▶ **Data rows**

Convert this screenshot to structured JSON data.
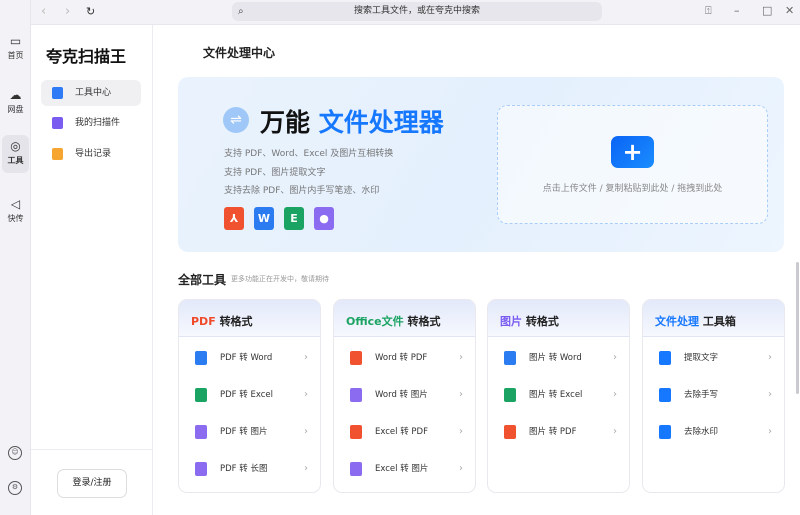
{
  "rail": {
    "items": [
      {
        "label": "首页",
        "icon": "home-icon"
      },
      {
        "label": "网盘",
        "icon": "cloud-icon"
      },
      {
        "label": "工具",
        "icon": "scan-icon"
      },
      {
        "label": "快传",
        "icon": "send-icon"
      }
    ]
  },
  "topbar": {
    "search_placeholder": "搜索工具文件，或在夸克中搜索"
  },
  "sidebar": {
    "title": "夸克扫描王",
    "items": [
      {
        "label": "工具中心"
      },
      {
        "label": "我的扫描件"
      },
      {
        "label": "导出记录"
      }
    ],
    "login": "登录/注册"
  },
  "main": {
    "heading": "文件处理中心",
    "hero": {
      "title_a": "万能",
      "title_b": "文件处理器",
      "lines": [
        "支持 PDF、Word、Excel 及图片互相转换",
        "支持 PDF、图片提取文字",
        "支持去除 PDF、图片内手写笔迹、水印"
      ],
      "file_icons": [
        "W",
        "E"
      ],
      "upload_text": "点击上传文件 / 复制粘贴到此处 / 拖拽到此处"
    },
    "tools_title": "全部工具",
    "tools_sub": "更多功能正在开发中，敬请期待",
    "cards": [
      {
        "accent": "PDF",
        "title": "转格式",
        "color": "#f04a2a",
        "rows": [
          "PDF 转 Word",
          "PDF 转 Excel",
          "PDF 转 图片",
          "PDF 转 长图"
        ]
      },
      {
        "accent": "Office文件",
        "title": "转格式",
        "color": "#1aa362",
        "rows": [
          "Word 转 PDF",
          "Word 转 图片",
          "Excel 转 PDF",
          "Excel 转 图片"
        ]
      },
      {
        "accent": "图片",
        "title": "转格式",
        "color": "#7b5cf0",
        "rows": [
          "图片 转 Word",
          "图片 转 Excel",
          "图片 转 PDF"
        ]
      },
      {
        "accent": "文件处理",
        "title": "工具箱",
        "color": "#1677ff",
        "rows": [
          "提取文字",
          "去除手写",
          "去除水印"
        ]
      }
    ]
  }
}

▶ **Short problem**
Reproduce the entries above without change, omitting all pictures.

▶ **Correct output**
Convert this screenshot to structured JSON data.
{
  "rail": {
    "items": [
      {
        "label": "首页",
        "icon": "home-icon"
      },
      {
        "label": "网盘",
        "icon": "cloud-icon"
      },
      {
        "label": "工具",
        "icon": "scan-icon"
      },
      {
        "label": "快传",
        "icon": "send-icon"
      }
    ]
  },
  "topbar": {
    "search_placeholder": "搜索工具文件，或在夸克中搜索"
  },
  "sidebar": {
    "title": "夸克扫描王",
    "items": [
      {
        "label": "工具中心"
      },
      {
        "label": "我的扫描件"
      },
      {
        "label": "导出记录"
      }
    ],
    "login": "登录/注册"
  },
  "main": {
    "heading": "文件处理中心",
    "hero": {
      "title_a": "万能",
      "title_b": "文件处理器",
      "lines": [
        "支持 PDF、Word、Excel 及图片互相转换",
        "支持 PDF、图片提取文字",
        "支持去除 PDF、图片内手写笔迹、水印"
      ],
      "file_icons": [
        "W",
        "E"
      ],
      "upload_text": "点击上传文件 / 复制粘贴到此处 / 拖拽到此处"
    },
    "tools_title": "全部工具",
    "tools_sub": "更多功能正在开发中，敬请期待",
    "cards": [
      {
        "accent": "PDF",
        "title": "转格式",
        "color": "#f04a2a",
        "rows": [
          "PDF 转 Word",
          "PDF 转 Excel",
          "PDF 转 图片",
          "PDF 转 长图"
        ]
      },
      {
        "accent": "Office文件",
        "title": "转格式",
        "color": "#1aa362",
        "rows": [
          "Word 转 PDF",
          "Word 转 图片",
          "Excel 转 PDF",
          "Excel 转 图片"
        ]
      },
      {
        "accent": "图片",
        "title": "转格式",
        "color": "#7b5cf0",
        "rows": [
          "图片 转 Word",
          "图片 转 Excel",
          "图片 转 PDF"
        ]
      },
      {
        "accent": "文件处理",
        "title": "工具箱",
        "color": "#1677ff",
        "rows": [
          "提取文字",
          "去除手写",
          "去除水印"
        ]
      }
    ]
  }
}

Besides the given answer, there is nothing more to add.